[Stored lines]

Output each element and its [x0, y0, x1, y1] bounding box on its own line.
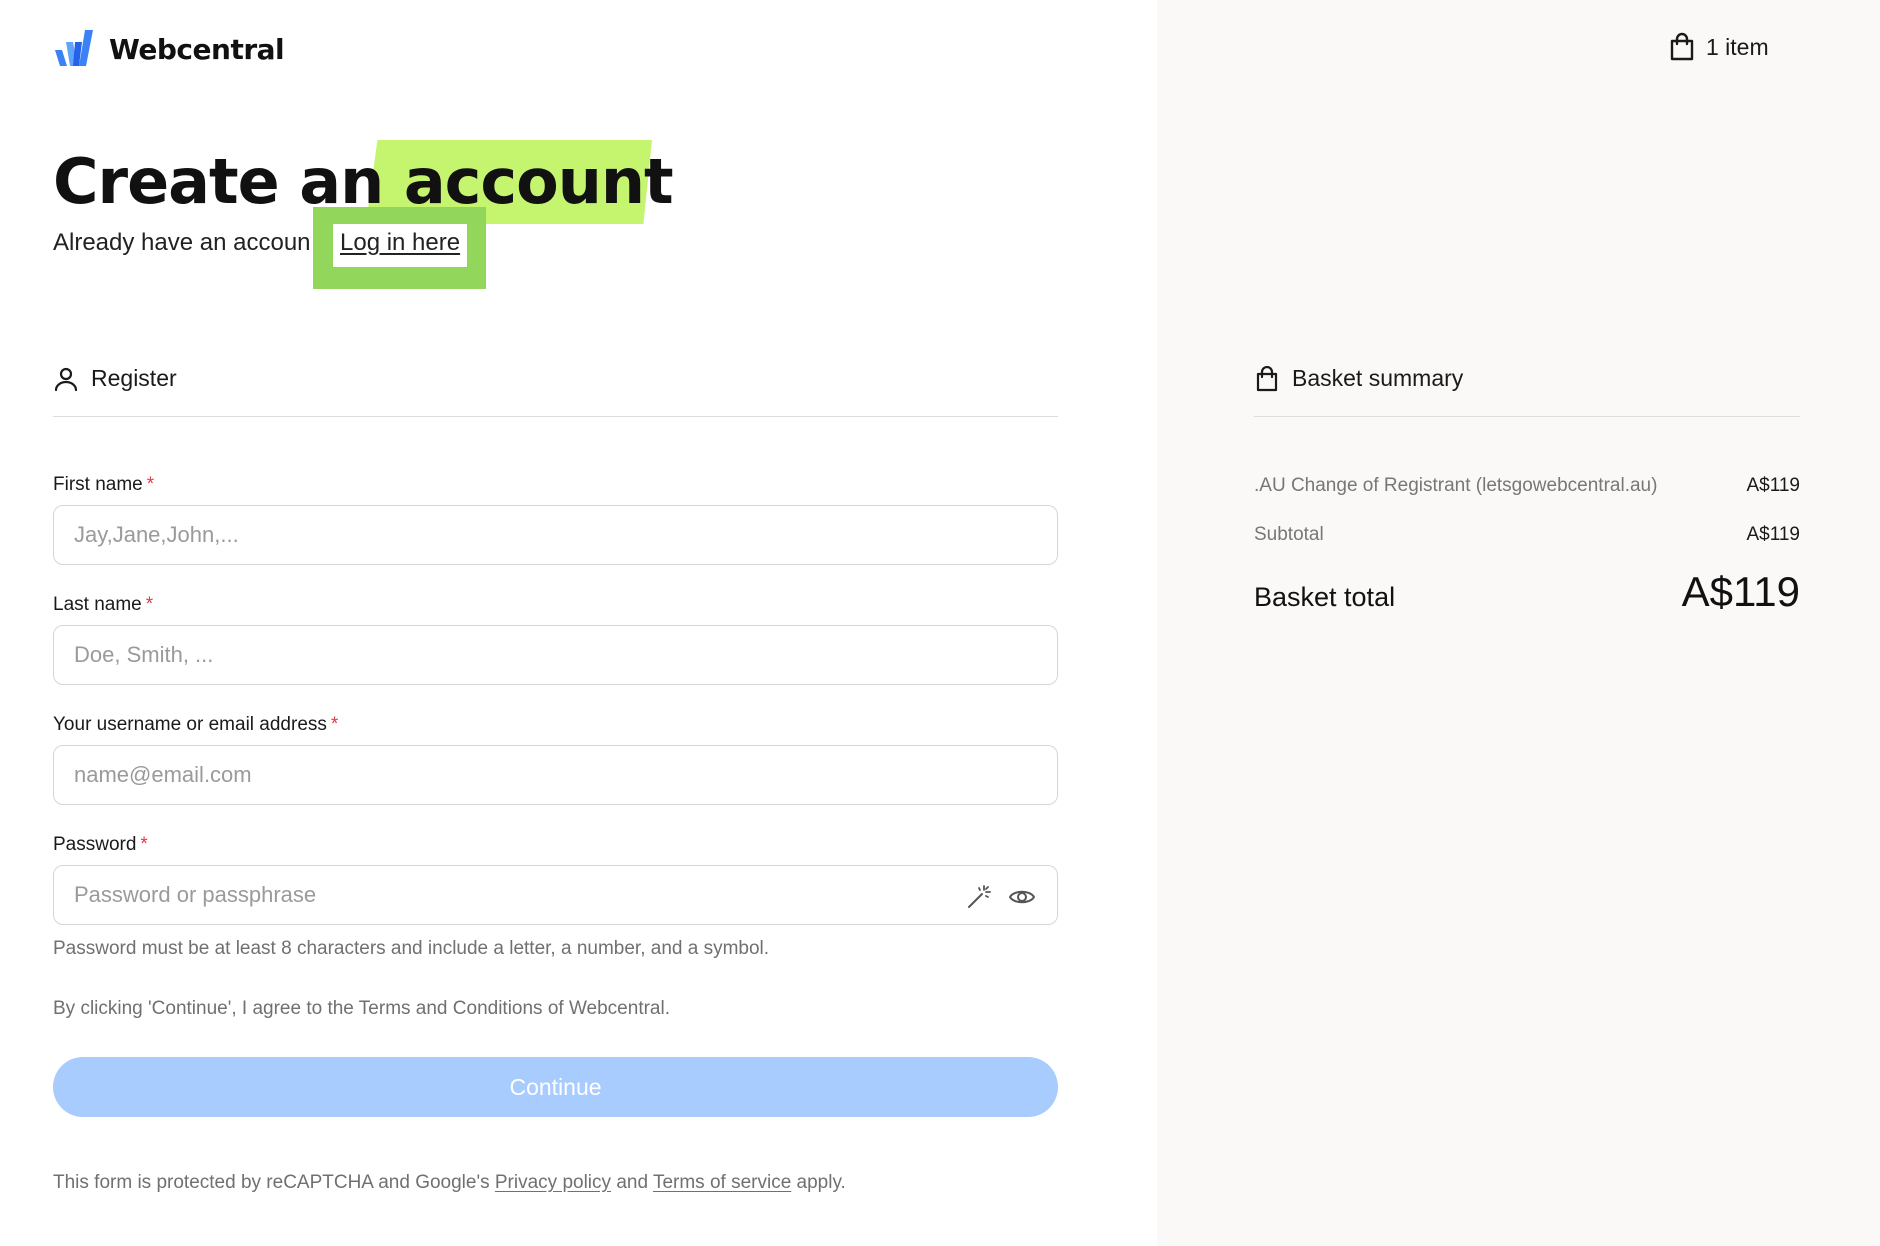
basket-item-row: .AU Change of Registrant (letsgowebcentr…	[1254, 475, 1800, 497]
basket-panel	[1157, 0, 1880, 1246]
first-name-label-text: First name	[53, 474, 143, 495]
basket-divider	[1254, 416, 1800, 417]
brand-name: Webcentral	[109, 32, 285, 66]
subtotal-value: A$119	[1746, 524, 1800, 545]
register-divider	[53, 416, 1058, 417]
toggle-password-visibility[interactable]	[1008, 883, 1036, 911]
recaptcha-and: and	[616, 1172, 649, 1193]
basket-item-name: .AU Change of Registrant (letsgowebcentr…	[1254, 475, 1658, 496]
generate-password-button[interactable]	[965, 883, 993, 911]
email-label-text: Your username or email address	[53, 714, 327, 735]
last-name-label: Last name *	[53, 594, 153, 616]
register-header: Register	[53, 365, 177, 392]
recaptcha-suffix: apply.	[796, 1172, 846, 1193]
terms-notice: By clicking 'Continue', I agree to the T…	[53, 998, 670, 1019]
login-link[interactable]: Log in here	[340, 229, 460, 257]
last-name-label-text: Last name	[53, 594, 142, 615]
password-label: Password *	[53, 834, 148, 856]
subtotal-label: Subtotal	[1254, 524, 1324, 545]
email-label: Your username or email address *	[53, 714, 338, 736]
register-title: Register	[91, 365, 177, 391]
shopping-bag-icon	[1256, 365, 1278, 391]
recaptcha-notice: This form is protected by reCAPTCHA and …	[53, 1172, 846, 1194]
required-mark: *	[145, 594, 154, 615]
login-prompt: Already have an accoun	[53, 229, 311, 256]
basket-total-label: Basket total	[1254, 582, 1396, 612]
basket-summary-header: Basket summary	[1254, 365, 1463, 392]
basket-total-value: A$119	[1681, 568, 1800, 615]
basket-item-price: A$119	[1746, 475, 1800, 496]
last-name-input[interactable]	[53, 625, 1058, 685]
basket-summary-title: Basket summary	[1292, 365, 1464, 391]
webcentral-logo[interactable]: Webcentral	[53, 28, 285, 70]
required-mark: *	[146, 474, 155, 495]
shopping-bag-icon	[1670, 32, 1694, 61]
terms-of-service-link[interactable]: Terms of service	[653, 1172, 791, 1193]
cart-count: 1 item	[1706, 33, 1769, 60]
password-input[interactable]	[53, 865, 1058, 925]
privacy-policy-link[interactable]: Privacy policy	[495, 1172, 611, 1193]
password-label-text: Password	[53, 834, 137, 855]
cart-button[interactable]: 1 item	[1668, 32, 1769, 62]
continue-button[interactable]: Continue	[53, 1057, 1058, 1117]
magic-wand-icon	[968, 885, 991, 908]
subtotal-row: Subtotal A$119	[1254, 524, 1800, 546]
password-hint: Password must be at least 8 characters a…	[53, 938, 770, 959]
required-mark: *	[140, 834, 148, 855]
basket-total-row: Basket total A$119	[1254, 568, 1800, 616]
recaptcha-prefix: This form is protected by reCAPTCHA and …	[53, 1172, 490, 1193]
first-name-label: First name *	[53, 474, 154, 496]
eye-icon	[1009, 890, 1035, 904]
first-name-input[interactable]	[53, 505, 1058, 565]
webcentral-logo-icon	[55, 30, 93, 66]
required-mark: *	[330, 714, 339, 735]
email-input[interactable]	[53, 745, 1058, 805]
user-icon	[54, 367, 78, 391]
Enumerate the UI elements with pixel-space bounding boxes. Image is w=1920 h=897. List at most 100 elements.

# [THE PROBLEM]
Echo every one of the lines above word for word, leaving out the pictures.

# [WRITTEN ANSWER]
Output each element and its [x0, y0, x1, y1] bounding box on its own line.
basket-item-row: .AU Change of Registrant (letsgowebcentr…	[1254, 475, 1800, 497]
basket-panel	[1157, 0, 1880, 1246]
first-name-label-text: First name	[53, 474, 143, 495]
basket-divider	[1254, 416, 1800, 417]
brand-name: Webcentral	[109, 32, 285, 66]
subtotal-value: A$119	[1746, 524, 1800, 545]
register-divider	[53, 416, 1058, 417]
toggle-password-visibility[interactable]	[1008, 883, 1036, 911]
recaptcha-and: and	[616, 1172, 649, 1193]
basket-item-name: .AU Change of Registrant (letsgowebcentr…	[1254, 475, 1658, 496]
generate-password-button[interactable]	[965, 883, 993, 911]
email-label-text: Your username or email address	[53, 714, 327, 735]
last-name-label: Last name *	[53, 594, 153, 616]
register-header: Register	[53, 365, 177, 392]
recaptcha-suffix: apply.	[796, 1172, 846, 1193]
terms-notice: By clicking 'Continue', I agree to the T…	[53, 998, 670, 1019]
login-link[interactable]: Log in here	[340, 229, 460, 257]
last-name-label-text: Last name	[53, 594, 142, 615]
password-label: Password *	[53, 834, 148, 856]
subtotal-label: Subtotal	[1254, 524, 1324, 545]
email-label: Your username or email address *	[53, 714, 338, 736]
register-title: Register	[91, 365, 177, 391]
shopping-bag-icon	[1256, 365, 1278, 391]
recaptcha-notice: This form is protected by reCAPTCHA and …	[53, 1172, 846, 1194]
required-mark: *	[145, 594, 154, 615]
login-prompt: Already have an accoun	[53, 229, 311, 256]
basket-total-label: Basket total	[1254, 582, 1396, 612]
basket-summary-header: Basket summary	[1254, 365, 1463, 392]
basket-total-value: A$119	[1681, 568, 1800, 615]
basket-item-price: A$119	[1746, 475, 1800, 496]
last-name-input[interactable]	[53, 625, 1058, 685]
basket-summary-title: Basket summary	[1292, 365, 1464, 391]
webcentral-logo[interactable]: Webcentral	[53, 28, 285, 70]
required-mark: *	[146, 474, 155, 495]
shopping-bag-icon	[1670, 32, 1694, 61]
terms-of-service-link[interactable]: Terms of service	[653, 1172, 791, 1193]
cart-count: 1 item	[1706, 33, 1769, 60]
password-input[interactable]	[53, 865, 1058, 925]
privacy-policy-link[interactable]: Privacy policy	[495, 1172, 611, 1193]
password-label-text: Password	[53, 834, 137, 855]
cart-button[interactable]: 1 item	[1668, 32, 1769, 62]
continue-button[interactable]: Continue	[53, 1057, 1058, 1117]
magic-wand-icon	[968, 885, 991, 908]
subtotal-row: Subtotal A$119	[1254, 524, 1800, 546]
password-hint: Password must be at least 8 characters a…	[53, 938, 770, 959]
required-mark: *	[140, 834, 148, 855]
basket-total-row: Basket total A$119	[1254, 568, 1800, 616]
recaptcha-prefix: This form is protected by reCAPTCHA and …	[53, 1172, 490, 1193]
first-name-label: First name *	[53, 474, 154, 496]
eye-icon	[1009, 890, 1035, 904]
first-name-input[interactable]	[53, 505, 1058, 565]
webcentral-logo-icon	[55, 30, 93, 66]
required-mark: *	[330, 714, 339, 735]
email-input[interactable]	[53, 745, 1058, 805]
user-icon	[54, 367, 78, 391]
Enumerate the UI elements with pixel-space bounding boxes. Image is w=1920 h=897. List at most 100 elements.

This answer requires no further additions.